-------- Exercise data

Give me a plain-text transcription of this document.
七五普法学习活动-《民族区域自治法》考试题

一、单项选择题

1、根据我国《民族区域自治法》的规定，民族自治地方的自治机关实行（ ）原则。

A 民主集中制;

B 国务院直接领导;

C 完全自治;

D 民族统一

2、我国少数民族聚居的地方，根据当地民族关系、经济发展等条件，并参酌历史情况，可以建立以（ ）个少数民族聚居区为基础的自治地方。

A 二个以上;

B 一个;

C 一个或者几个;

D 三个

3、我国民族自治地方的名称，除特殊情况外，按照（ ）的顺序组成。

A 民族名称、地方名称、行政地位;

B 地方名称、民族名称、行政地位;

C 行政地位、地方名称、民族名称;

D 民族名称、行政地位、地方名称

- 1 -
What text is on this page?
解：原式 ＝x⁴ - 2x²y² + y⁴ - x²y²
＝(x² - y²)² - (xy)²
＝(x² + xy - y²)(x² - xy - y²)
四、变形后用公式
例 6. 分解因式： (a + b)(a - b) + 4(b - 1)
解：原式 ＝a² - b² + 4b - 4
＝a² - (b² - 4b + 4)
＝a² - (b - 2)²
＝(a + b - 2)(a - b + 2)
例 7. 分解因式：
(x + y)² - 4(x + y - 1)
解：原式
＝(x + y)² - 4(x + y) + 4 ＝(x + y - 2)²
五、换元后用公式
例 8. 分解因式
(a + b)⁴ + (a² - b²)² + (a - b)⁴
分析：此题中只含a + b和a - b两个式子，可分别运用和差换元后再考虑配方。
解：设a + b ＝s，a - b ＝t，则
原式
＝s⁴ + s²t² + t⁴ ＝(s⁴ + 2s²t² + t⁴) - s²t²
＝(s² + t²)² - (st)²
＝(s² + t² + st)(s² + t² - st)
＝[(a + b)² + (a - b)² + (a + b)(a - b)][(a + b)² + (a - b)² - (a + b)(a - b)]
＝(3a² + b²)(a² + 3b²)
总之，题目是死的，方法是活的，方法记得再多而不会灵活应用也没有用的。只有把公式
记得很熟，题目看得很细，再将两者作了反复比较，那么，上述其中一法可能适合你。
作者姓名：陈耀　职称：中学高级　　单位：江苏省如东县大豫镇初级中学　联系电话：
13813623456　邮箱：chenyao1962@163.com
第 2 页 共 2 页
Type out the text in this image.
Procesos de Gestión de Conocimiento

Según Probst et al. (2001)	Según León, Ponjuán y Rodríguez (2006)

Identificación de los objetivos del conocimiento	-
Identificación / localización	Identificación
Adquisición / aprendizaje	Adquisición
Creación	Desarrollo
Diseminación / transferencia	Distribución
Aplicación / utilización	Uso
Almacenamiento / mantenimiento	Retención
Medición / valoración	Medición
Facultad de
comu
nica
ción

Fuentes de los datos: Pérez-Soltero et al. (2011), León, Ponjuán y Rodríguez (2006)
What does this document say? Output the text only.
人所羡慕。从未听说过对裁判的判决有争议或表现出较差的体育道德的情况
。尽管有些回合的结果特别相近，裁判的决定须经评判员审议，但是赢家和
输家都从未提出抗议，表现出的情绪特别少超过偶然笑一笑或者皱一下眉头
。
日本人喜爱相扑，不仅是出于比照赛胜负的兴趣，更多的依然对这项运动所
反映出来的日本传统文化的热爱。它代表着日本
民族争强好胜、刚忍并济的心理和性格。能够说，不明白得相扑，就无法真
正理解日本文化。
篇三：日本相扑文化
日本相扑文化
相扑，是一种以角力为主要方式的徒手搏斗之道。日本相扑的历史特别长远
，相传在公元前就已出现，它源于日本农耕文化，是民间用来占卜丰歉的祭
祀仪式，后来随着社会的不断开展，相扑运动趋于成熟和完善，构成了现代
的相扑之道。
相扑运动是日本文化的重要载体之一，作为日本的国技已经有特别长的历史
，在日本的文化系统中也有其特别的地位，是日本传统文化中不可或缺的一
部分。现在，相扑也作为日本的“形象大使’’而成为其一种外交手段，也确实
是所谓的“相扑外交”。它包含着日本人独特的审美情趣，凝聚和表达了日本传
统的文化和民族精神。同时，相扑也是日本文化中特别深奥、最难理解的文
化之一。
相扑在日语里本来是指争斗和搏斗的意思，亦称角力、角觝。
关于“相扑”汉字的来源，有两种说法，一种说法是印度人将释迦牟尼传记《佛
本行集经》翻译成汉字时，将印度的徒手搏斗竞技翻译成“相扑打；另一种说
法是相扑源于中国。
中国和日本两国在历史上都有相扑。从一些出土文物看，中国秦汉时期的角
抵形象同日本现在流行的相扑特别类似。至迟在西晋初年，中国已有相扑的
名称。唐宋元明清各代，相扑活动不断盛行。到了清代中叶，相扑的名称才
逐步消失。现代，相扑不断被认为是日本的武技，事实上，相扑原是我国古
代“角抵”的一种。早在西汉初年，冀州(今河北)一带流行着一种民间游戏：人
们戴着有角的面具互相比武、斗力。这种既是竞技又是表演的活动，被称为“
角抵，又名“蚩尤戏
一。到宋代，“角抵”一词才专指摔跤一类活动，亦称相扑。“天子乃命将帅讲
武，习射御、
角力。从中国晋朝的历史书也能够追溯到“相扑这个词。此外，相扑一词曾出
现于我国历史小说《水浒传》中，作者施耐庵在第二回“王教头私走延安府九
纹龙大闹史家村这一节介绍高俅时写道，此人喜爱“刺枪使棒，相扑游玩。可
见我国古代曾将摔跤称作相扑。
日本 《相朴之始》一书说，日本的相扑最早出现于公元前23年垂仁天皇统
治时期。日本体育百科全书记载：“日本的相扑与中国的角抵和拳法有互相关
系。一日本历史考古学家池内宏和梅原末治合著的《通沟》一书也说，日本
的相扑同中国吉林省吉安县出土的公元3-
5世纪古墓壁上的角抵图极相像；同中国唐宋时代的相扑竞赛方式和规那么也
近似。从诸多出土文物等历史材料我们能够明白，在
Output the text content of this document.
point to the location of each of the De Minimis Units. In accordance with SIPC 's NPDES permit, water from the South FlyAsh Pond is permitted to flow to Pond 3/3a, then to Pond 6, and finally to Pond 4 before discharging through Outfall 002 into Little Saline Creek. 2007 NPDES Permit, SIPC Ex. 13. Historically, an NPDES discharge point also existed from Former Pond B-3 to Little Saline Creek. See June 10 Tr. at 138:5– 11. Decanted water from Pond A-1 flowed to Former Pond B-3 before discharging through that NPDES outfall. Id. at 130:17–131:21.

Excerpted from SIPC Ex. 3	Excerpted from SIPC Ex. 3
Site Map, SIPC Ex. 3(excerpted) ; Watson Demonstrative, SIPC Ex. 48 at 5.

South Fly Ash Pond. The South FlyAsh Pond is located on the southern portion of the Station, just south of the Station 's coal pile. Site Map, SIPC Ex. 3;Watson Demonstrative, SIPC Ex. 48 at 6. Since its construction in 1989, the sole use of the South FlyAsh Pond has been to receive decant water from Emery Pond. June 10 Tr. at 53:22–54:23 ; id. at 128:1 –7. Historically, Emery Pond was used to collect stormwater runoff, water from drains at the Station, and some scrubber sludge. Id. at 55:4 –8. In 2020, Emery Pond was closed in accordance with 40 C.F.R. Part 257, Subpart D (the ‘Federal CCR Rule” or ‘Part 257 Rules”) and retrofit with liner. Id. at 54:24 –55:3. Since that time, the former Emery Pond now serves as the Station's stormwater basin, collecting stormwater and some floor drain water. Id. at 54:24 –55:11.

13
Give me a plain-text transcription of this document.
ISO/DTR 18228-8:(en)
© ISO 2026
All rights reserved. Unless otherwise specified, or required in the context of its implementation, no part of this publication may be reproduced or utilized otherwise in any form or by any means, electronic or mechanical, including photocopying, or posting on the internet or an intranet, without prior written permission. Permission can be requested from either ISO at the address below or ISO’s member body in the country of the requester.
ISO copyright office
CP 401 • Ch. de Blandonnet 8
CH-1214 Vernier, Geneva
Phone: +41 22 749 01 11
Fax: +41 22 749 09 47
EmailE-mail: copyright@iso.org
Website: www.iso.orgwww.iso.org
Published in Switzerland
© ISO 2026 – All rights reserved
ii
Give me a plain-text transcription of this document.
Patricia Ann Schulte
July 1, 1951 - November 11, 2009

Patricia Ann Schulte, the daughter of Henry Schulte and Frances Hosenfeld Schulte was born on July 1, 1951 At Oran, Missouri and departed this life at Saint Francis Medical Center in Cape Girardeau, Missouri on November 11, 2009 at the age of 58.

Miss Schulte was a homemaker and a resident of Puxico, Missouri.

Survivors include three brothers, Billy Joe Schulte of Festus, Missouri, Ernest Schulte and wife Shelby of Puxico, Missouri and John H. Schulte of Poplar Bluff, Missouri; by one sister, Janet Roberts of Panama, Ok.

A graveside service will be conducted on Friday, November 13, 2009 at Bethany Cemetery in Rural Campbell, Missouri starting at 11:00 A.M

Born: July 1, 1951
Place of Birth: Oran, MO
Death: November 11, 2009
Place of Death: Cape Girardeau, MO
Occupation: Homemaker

----------------

--- Exercise details ---
Pick every line with "Puxico" in it and copy it.

--- Answer below ---
Miss Schulte was a homemaker and a resident of Puxico, Missouri.
Survivors include three brothers, Billy Joe Schulte of Festus, Missouri, Ernest Schulte and wife Shelby of Puxico, Missouri and John H. Schulte of Poplar Bluff, Missouri; by one sister, Janet Roberts of Panama, Ok.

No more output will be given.